_TASK DETAILS:_
Copy out the data exactly, leaving the pictures behind.

(Dataset rows about figures)
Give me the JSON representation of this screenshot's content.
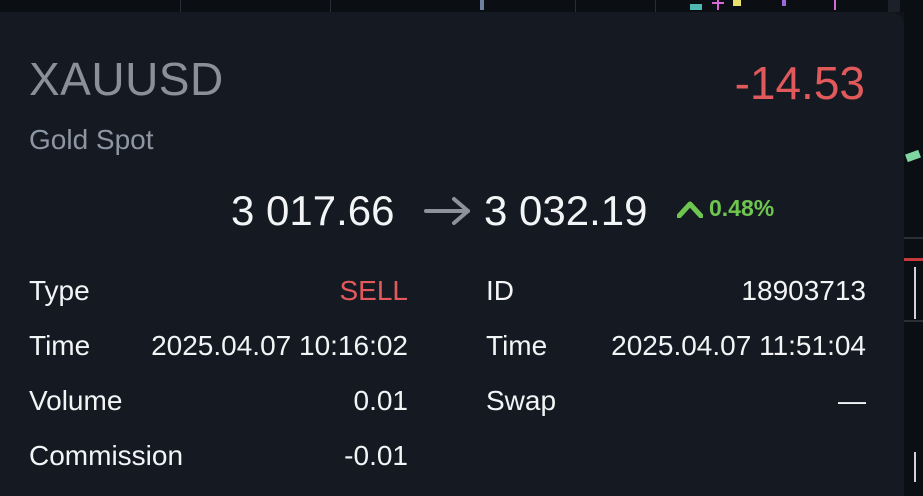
{
  "position": {
    "symbol": "XAUUSD",
    "description": "Gold Spot",
    "profit": "-14.53",
    "open_price": "3 017.66",
    "close_price": "3 032.19",
    "change_percent": "0.48%"
  },
  "details_left": [
    {
      "label": "Type",
      "value": "SELL"
    },
    {
      "label": "Time",
      "value": "2025.04.07 10:16:02"
    },
    {
      "label": "Volume",
      "value": "0.01"
    },
    {
      "label": "Commission",
      "value": "-0.01"
    }
  ],
  "details_right": [
    {
      "label": "ID",
      "value": "18903713"
    },
    {
      "label": "Time",
      "value": "2025.04.07 11:51:04"
    },
    {
      "label": "Swap",
      "value": "—"
    }
  ],
  "colors": {
    "loss": "#e2595c",
    "gain": "#6ec54f",
    "background": "#151a22",
    "text": "#f2f4f6",
    "muted": "#8a9099"
  },
  "icons": {
    "price_arrow": "arrow-right-icon",
    "direction": "triangle-up-icon"
  }
}
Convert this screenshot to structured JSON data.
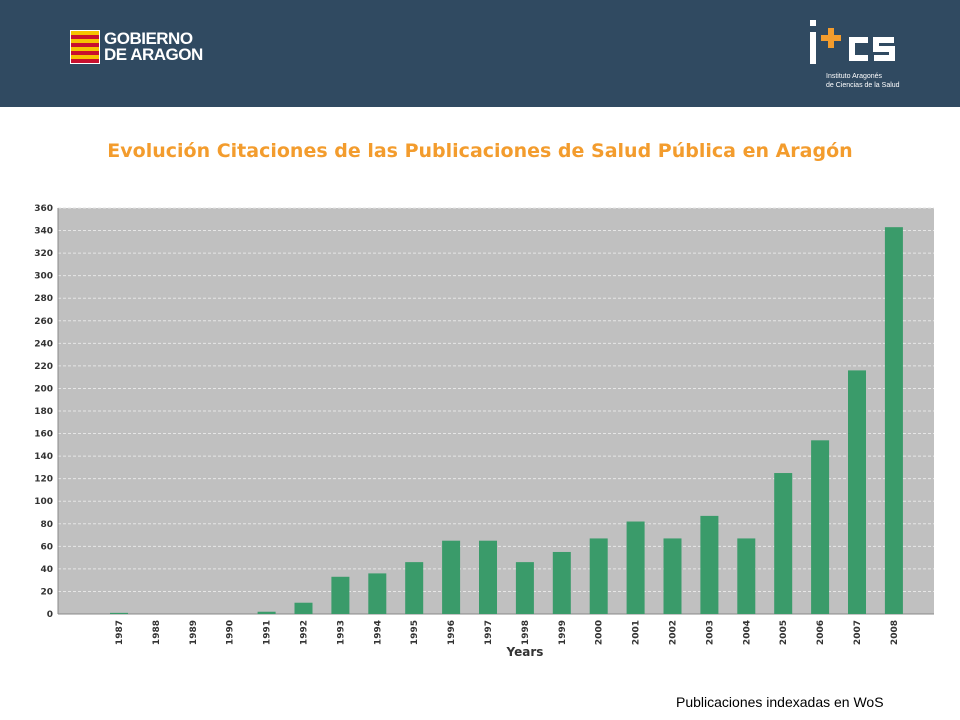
{
  "header": {
    "left_logo_line1": "GOBIERNO",
    "left_logo_line2": "DE ARAGON",
    "right_logo_text": "i+cs",
    "right_logo_sub1": "Instituto Aragonés",
    "right_logo_sub2": "de Ciencias de la Salud"
  },
  "title": "Evolución Citaciones de las Publicaciones de Salud Pública en Aragón",
  "footer": "Publicaciones indexadas en WoS",
  "colors": {
    "header_bg": "#304a61",
    "title": "#f39c2d",
    "bar": "#3a9b6a",
    "plot_bg": "#c0c0c0"
  },
  "chart_data": {
    "type": "bar",
    "title": "Evolución Citaciones de las Publicaciones de Salud Pública en Aragón",
    "xlabel": "Years",
    "ylabel": "",
    "categories": [
      "1987",
      "1988",
      "1989",
      "1990",
      "1991",
      "1992",
      "1993",
      "1994",
      "1995",
      "1996",
      "1997",
      "1998",
      "1999",
      "2000",
      "2001",
      "2002",
      "2003",
      "2004",
      "2005",
      "2006",
      "2007",
      "2008"
    ],
    "values": [
      1,
      0,
      0,
      0,
      2,
      10,
      33,
      36,
      46,
      65,
      65,
      46,
      55,
      67,
      82,
      67,
      87,
      67,
      125,
      154,
      216,
      343
    ],
    "ylim": [
      0,
      360
    ],
    "yticks": [
      0,
      20,
      40,
      60,
      80,
      100,
      120,
      140,
      160,
      180,
      200,
      220,
      240,
      260,
      280,
      300,
      320,
      340,
      360
    ],
    "grid": true,
    "grid_style": "dashed"
  }
}
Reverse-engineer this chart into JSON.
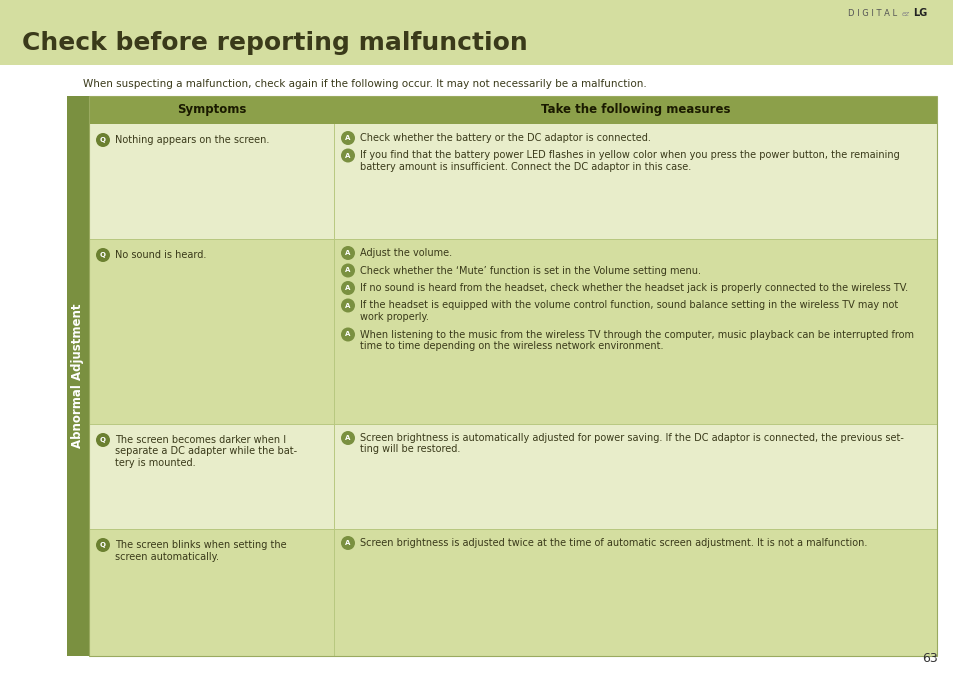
{
  "title": "Check before reporting malfunction",
  "subtitle": "When suspecting a malfunction, check again if the following occur. It may not necessarily be a malfunction.",
  "side_label": "Abnormal Adjustment",
  "header_symptoms": "Symptoms",
  "header_measures": "Take the following measures",
  "page_number": "63",
  "bg_color": "#ffffff",
  "title_bg": "#d4dea0",
  "header_bg": "#8ca04a",
  "row_bg_light": "#e8edca",
  "row_bg_medium": "#d4dea0",
  "side_bg": "#7a9040",
  "q_circle_color": "#6b8030",
  "a_circle_color": "#7a9040",
  "text_color": "#3a3a1a",
  "header_text_color": "#2a2a10",
  "rows": [
    {
      "symptom": "Nothing appears on the screen.",
      "symptom_lines": [
        "Nothing appears on the screen."
      ],
      "answers": [
        [
          "Check whether the battery or the DC adaptor is connected."
        ],
        [
          "If you find that the battery power LED flashes in yellow color when you press the power button, the remaining",
          "battery amount is insufficient. Connect the DC adaptor in this case."
        ]
      ],
      "bg": "#e8edca"
    },
    {
      "symptom": "No sound is heard.",
      "symptom_lines": [
        "No sound is heard."
      ],
      "answers": [
        [
          "Adjust the volume."
        ],
        [
          "Check whether the ‘Mute’ function is set in the Volume setting menu."
        ],
        [
          "If no sound is heard from the headset, check whether the headset jack is properly connected to the wireless TV."
        ],
        [
          "If the headset is equipped with the volume control function, sound balance setting in the wireless TV may not",
          "work properly."
        ],
        [
          "When listening to the music from the wireless TV through the computer, music playback can be interrupted from",
          "time to time depending on the wireless network environment."
        ]
      ],
      "bg": "#d4dea0"
    },
    {
      "symptom": "The screen becomes darker when I separate a DC adapter while the battery is mounted.",
      "symptom_lines": [
        "The screen becomes darker when I",
        "separate a DC adapter while the bat-",
        "tery is mounted."
      ],
      "answers": [
        [
          "Screen brightness is automatically adjusted for power saving. If the DC adaptor is connected, the previous set-",
          "ting will be restored."
        ]
      ],
      "bg": "#e8edca"
    },
    {
      "symptom": "The screen blinks when setting the screen automatically.",
      "symptom_lines": [
        "The screen blinks when setting the",
        "screen automatically."
      ],
      "answers": [
        [
          "Screen brightness is adjusted twice at the time of automatic screen adjustment. It is not a malfunction."
        ]
      ],
      "bg": "#d4dea0"
    }
  ]
}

_THE COMPLETED TASK:_
Give me the JSON representation of this screenshot's content.
{
  "position": {
    "symbol": "XAUUSD",
    "description": "Gold Spot",
    "profit": "-14.53",
    "open_price": "3 017.66",
    "close_price": "3 032.19",
    "change_percent": "0.48%"
  },
  "details_left": [
    {
      "label": "Type",
      "value": "SELL"
    },
    {
      "label": "Time",
      "value": "2025.04.07 10:16:02"
    },
    {
      "label": "Volume",
      "value": "0.01"
    },
    {
      "label": "Commission",
      "value": "-0.01"
    }
  ],
  "details_right": [
    {
      "label": "ID",
      "value": "18903713"
    },
    {
      "label": "Time",
      "value": "2025.04.07 11:51:04"
    },
    {
      "label": "Swap",
      "value": "—"
    }
  ],
  "colors": {
    "loss": "#e2595c",
    "gain": "#6ec54f",
    "background": "#151a22",
    "text": "#f2f4f6",
    "muted": "#8a9099"
  },
  "icons": {
    "price_arrow": "arrow-right-icon",
    "direction": "triangle-up-icon"
  }
}
Convert this screenshot to structured JSON data.
{
  "header": {
    "left_logo_line1": "GOBIERNO",
    "left_logo_line2": "DE ARAGON",
    "right_logo_text": "i+cs",
    "right_logo_sub1": "Instituto Aragonés",
    "right_logo_sub2": "de Ciencias de la Salud"
  },
  "title": "Evolución Citaciones de las Publicaciones de Salud Pública en Aragón",
  "footer": "Publicaciones indexadas en WoS",
  "colors": {
    "header_bg": "#304a61",
    "title": "#f39c2d",
    "bar": "#3a9b6a",
    "plot_bg": "#c0c0c0"
  },
  "chart_data": {
    "type": "bar",
    "title": "Evolución Citaciones de las Publicaciones de Salud Pública en Aragón",
    "xlabel": "Years",
    "ylabel": "",
    "categories": [
      "1987",
      "1988",
      "1989",
      "1990",
      "1991",
      "1992",
      "1993",
      "1994",
      "1995",
      "1996",
      "1997",
      "1998",
      "1999",
      "2000",
      "2001",
      "2002",
      "2003",
      "2004",
      "2005",
      "2006",
      "2007",
      "2008"
    ],
    "values": [
      1,
      0,
      0,
      0,
      2,
      10,
      33,
      36,
      46,
      65,
      65,
      46,
      55,
      67,
      82,
      67,
      87,
      67,
      125,
      154,
      216,
      343
    ],
    "ylim": [
      0,
      360
    ],
    "yticks": [
      0,
      20,
      40,
      60,
      80,
      100,
      120,
      140,
      160,
      180,
      200,
      220,
      240,
      260,
      280,
      300,
      320,
      340,
      360
    ],
    "grid": true,
    "grid_style": "dashed"
  }
}
Reverse-engineer this chart into JSON.
{
  "title": "Check before reporting malfunction",
  "subtitle": "When suspecting a malfunction, check again if the following occur. It may not necessarily be a malfunction.",
  "side_label": "Abnormal Adjustment",
  "header_symptoms": "Symptoms",
  "header_measures": "Take the following measures",
  "page_number": "63",
  "bg_color": "#ffffff",
  "title_bg": "#d4dea0",
  "header_bg": "#8ca04a",
  "row_bg_light": "#e8edca",
  "row_bg_medium": "#d4dea0",
  "side_bg": "#7a9040",
  "q_circle_color": "#6b8030",
  "a_circle_color": "#7a9040",
  "text_color": "#3a3a1a",
  "header_text_color": "#2a2a10",
  "rows": [
    {
      "symptom": "Nothing appears on the screen.",
      "symptom_lines": [
        "Nothing appears on the screen."
      ],
      "answers": [
        [
          "Check whether the battery or the DC adaptor is connected."
        ],
        [
          "If you find that the battery power LED flashes in yellow color when you press the power button, the remaining",
          "battery amount is insufficient. Connect the DC adaptor in this case."
        ]
      ],
      "bg": "#e8edca"
    },
    {
      "symptom": "No sound is heard.",
      "symptom_lines": [
        "No sound is heard."
      ],
      "answers": [
        [
          "Adjust the volume."
        ],
        [
          "Check whether the ‘Mute’ function is set in the Volume setting menu."
        ],
        [
          "If no sound is heard from the headset, check whether the headset jack is properly connected to the wireless TV."
        ],
        [
          "If the headset is equipped with the volume control function, sound balance setting in the wireless TV may not",
          "work properly."
        ],
        [
          "When listening to the music from the wireless TV through the computer, music playback can be interrupted from",
          "time to time depending on the wireless network environment."
        ]
      ],
      "bg": "#d4dea0"
    },
    {
      "symptom": "The screen becomes darker when I separate a DC adapter while the battery is mounted.",
      "symptom_lines": [
        "The screen becomes darker when I",
        "separate a DC adapter while the bat-",
        "tery is mounted."
      ],
      "answers": [
        [
          "Screen brightness is automatically adjusted for power saving. If the DC adaptor is connected, the previous set-",
          "ting will be restored."
        ]
      ],
      "bg": "#e8edca"
    },
    {
      "symptom": "The screen blinks when setting the screen automatically.",
      "symptom_lines": [
        "The screen blinks when setting the",
        "screen automatically."
      ],
      "answers": [
        [
          "Screen brightness is adjusted twice at the time of automatic screen adjustment. It is not a malfunction."
        ]
      ],
      "bg": "#d4dea0"
    }
  ]
}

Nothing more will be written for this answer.